## PASSAGE

Fitbit data, other digital evidence used by prosecution in murder case

Nicole Black

In mid-2015 I wrote about an emerging trend where data from wearable mobile devices was being used in the courtroom (nydailyrecord.com/2015/08/14/legal-loop-wearable-tech-data-as-evidence-in-the-courtroom/). In that column I discussed two cases where Fitbit data was used: one where it was offered as evidence to support a personal injury claim and the other where it was used to disprove a complainant’s rape allegations.

Since then, I was unaware of any other reports involving the use of Fitbit or other wearable data being used in a criminal case until last week, when a new case was reported where Fitbit data and other digital evidence was used to support the prosecution of a criminal matter (www. courant.com/news/connecticut/hc-ellington-murder-fit-bit-2017 0422-story.html). This case is particularly interesting since there was so much digital data used by the prosecution to refute the defendant’s version of the events leading to his wife’s death.

## WHAT TO WORK ON
Repeat the Fitbit evidence text from "In mid-2015 I" up to and including "complainant’s rape allegations.", substituting "article" for "column".

## INFORMATION PROVIDED
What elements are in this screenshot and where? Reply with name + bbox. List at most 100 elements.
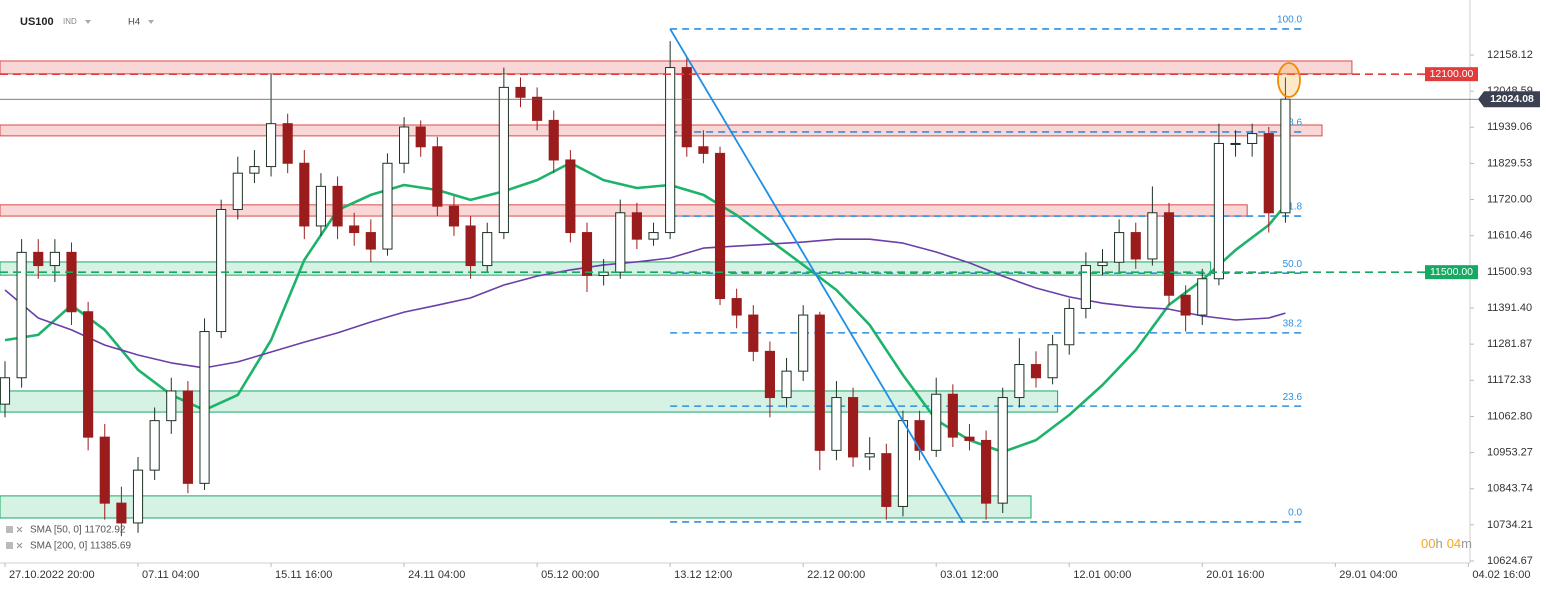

## WRITTEN SOLUTION
In mid-2015 I wrote about an emerging trend where data from wearable mobile devices was being used in the courtroom (nydailyrecord.com/2015/08/14/legal-loop-wearable-tech-data-as-evidence-in-the-courtroom/). In that article I discussed two cases where Fitbit data was used: one where it was offered as evidence to support a personal injury claim and the other where it was used to disprove a complainant’s rape allegations.